[Stored records]
* * * *

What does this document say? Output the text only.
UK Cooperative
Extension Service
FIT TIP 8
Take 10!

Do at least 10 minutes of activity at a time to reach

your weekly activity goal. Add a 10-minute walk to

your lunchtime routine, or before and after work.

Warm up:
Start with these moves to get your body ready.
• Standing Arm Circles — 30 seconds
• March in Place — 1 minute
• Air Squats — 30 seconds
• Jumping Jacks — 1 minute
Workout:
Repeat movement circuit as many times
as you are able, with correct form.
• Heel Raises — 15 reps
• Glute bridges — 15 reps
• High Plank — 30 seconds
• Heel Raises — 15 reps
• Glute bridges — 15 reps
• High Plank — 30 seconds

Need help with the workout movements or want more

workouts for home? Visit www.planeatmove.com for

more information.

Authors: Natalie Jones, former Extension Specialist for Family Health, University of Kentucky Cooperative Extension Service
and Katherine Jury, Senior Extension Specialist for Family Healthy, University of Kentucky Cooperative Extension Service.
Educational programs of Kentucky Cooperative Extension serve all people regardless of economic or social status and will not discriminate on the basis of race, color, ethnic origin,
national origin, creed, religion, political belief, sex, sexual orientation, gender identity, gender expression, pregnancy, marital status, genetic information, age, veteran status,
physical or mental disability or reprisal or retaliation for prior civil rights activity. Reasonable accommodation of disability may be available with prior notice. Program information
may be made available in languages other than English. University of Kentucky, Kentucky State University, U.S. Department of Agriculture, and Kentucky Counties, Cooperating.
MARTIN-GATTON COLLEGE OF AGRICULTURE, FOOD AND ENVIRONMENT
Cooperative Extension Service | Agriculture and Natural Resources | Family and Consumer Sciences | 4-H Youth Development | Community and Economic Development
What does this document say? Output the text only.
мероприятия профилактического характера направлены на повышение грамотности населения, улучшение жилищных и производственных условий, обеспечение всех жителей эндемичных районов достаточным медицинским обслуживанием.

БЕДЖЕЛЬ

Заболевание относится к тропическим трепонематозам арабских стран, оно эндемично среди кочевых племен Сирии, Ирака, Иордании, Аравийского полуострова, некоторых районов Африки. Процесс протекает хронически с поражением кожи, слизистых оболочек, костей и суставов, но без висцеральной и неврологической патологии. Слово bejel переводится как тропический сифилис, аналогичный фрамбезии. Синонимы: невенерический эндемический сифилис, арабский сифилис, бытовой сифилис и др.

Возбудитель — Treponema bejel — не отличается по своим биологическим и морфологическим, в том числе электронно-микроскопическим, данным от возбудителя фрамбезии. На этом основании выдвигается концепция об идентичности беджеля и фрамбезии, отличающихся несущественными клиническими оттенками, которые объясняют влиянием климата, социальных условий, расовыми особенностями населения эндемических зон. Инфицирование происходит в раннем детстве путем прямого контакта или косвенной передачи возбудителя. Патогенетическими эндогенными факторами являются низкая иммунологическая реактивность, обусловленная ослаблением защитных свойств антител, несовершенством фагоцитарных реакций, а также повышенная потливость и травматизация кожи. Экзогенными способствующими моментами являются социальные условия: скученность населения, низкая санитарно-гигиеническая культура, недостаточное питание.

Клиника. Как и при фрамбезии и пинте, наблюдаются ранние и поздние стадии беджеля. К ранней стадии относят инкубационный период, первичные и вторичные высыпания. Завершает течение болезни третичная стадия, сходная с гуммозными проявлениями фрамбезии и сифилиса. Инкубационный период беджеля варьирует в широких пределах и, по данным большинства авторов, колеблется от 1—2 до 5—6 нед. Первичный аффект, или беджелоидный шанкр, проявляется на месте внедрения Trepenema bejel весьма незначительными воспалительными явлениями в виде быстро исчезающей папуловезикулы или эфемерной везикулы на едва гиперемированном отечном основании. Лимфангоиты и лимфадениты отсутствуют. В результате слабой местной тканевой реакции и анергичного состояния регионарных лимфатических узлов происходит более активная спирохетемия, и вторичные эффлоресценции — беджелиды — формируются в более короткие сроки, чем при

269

* * * *

• Task requirements: Copy out each record from above, exactly.

• Task result:
What does this document say? Output the text only.
UK Cooperative
Extension Service
FIT TIP 8
Take 10!

Do at least 10 minutes of activity at a time to reach

your weekly activity goal. Add a 10-minute walk to

your lunchtime routine, or before and after work.

Warm up:
Start with these moves to get your body ready.
• Standing Arm Circles — 30 seconds
• March in Place — 1 minute
• Air Squats — 30 seconds
• Jumping Jacks — 1 minute
Workout:
Repeat movement circuit as many times
as you are able, with correct form.
• Heel Raises — 15 reps
• Glute bridges — 15 reps
• High Plank — 30 seconds
• Heel Raises — 15 reps
• Glute bridges — 15 reps
• High Plank — 30 seconds

Need help with the workout movements or want more

workouts for home? Visit www.planeatmove.com for

more information.

Authors: Natalie Jones, former Extension Specialist for Family Health, University of Kentucky Cooperative Extension Service
and Katherine Jury, Senior Extension Specialist for Family Healthy, University of Kentucky Cooperative Extension Service.
Educational programs of Kentucky Cooperative Extension serve all people regardless of economic or social status and will not discriminate on the basis of race, color, ethnic origin,
national origin, creed, religion, political belief, sex, sexual orientation, gender identity, gender expression, pregnancy, marital status, genetic information, age, veteran status,
physical or mental disability or reprisal or retaliation for prior civil rights activity. Reasonable accommodation of disability may be available with prior notice. Program information
may be made available in languages other than English. University of Kentucky, Kentucky State University, U.S. Department of Agriculture, and Kentucky Counties, Cooperating.
MARTIN-GATTON COLLEGE OF AGRICULTURE, FOOD AND ENVIRONMENT
Cooperative Extension Service | Agriculture and Natural Resources | Family and Consumer Sciences | 4-H Youth Development | Community and Economic Development
What does this document say? Output the text only.
мероприятия профилактического характера направлены на повышение грамотности населения, улучшение жилищных и производственных условий, обеспечение всех жителей эндемичных районов достаточным медицинским обслуживанием.

БЕДЖЕЛЬ

Заболевание относится к тропическим трепонематозам арабских стран, оно эндемично среди кочевых племен Сирии, Ирака, Иордании, Аравийского полуострова, некоторых районов Африки. Процесс протекает хронически с поражением кожи, слизистых оболочек, костей и суставов, но без висцеральной и неврологической патологии. Слово bejel переводится как тропический сифилис, аналогичный фрамбезии. Синонимы: невенерический эндемический сифилис, арабский сифилис, бытовой сифилис и др.

Возбудитель — Treponema bejel — не отличается по своим биологическим и морфологическим, в том числе электронно-микроскопическим, данным от возбудителя фрамбезии. На этом основании выдвигается концепция об идентичности беджеля и фрамбезии, отличающихся несущественными клиническими оттенками, которые объясняют влиянием климата, социальных условий, расовыми особенностями населения эндемических зон. Инфицирование происходит в раннем детстве путем прямого контакта или косвенной передачи возбудителя. Патогенетическими эндогенными факторами являются низкая иммунологическая реактивность, обусловленная ослаблением защитных свойств антител, несовершенством фагоцитарных реакций, а также повышенная потливость и травматизация кожи. Экзогенными способствующими моментами являются социальные условия: скученность населения, низкая санитарно-гигиеническая культура, недостаточное питание.

Клиника. Как и при фрамбезии и пинте, наблюдаются ранние и поздние стадии беджеля. К ранней стадии относят инкубационный период, первичные и вторичные высыпания. Завершает течение болезни третичная стадия, сходная с гуммозными проявлениями фрамбезии и сифилиса. Инкубационный период беджеля варьирует в широких пределах и, по данным большинства авторов, колеблется от 1—2 до 5—6 нед. Первичный аффект, или беджелоидный шанкр, проявляется на месте внедрения Trepenema bejel весьма незначительными воспалительными явлениями в виде быстро исчезающей папуловезикулы или эфемерной везикулы на едва гиперемированном отечном основании. Лимфангоиты и лимфадениты отсутствуют. В результате слабой местной тканевой реакции и анергичного состояния регионарных лимфатических узлов происходит более активная спирохетемия, и вторичные эффлоресценции — беджелиды — формируются в более короткие сроки, чем при

269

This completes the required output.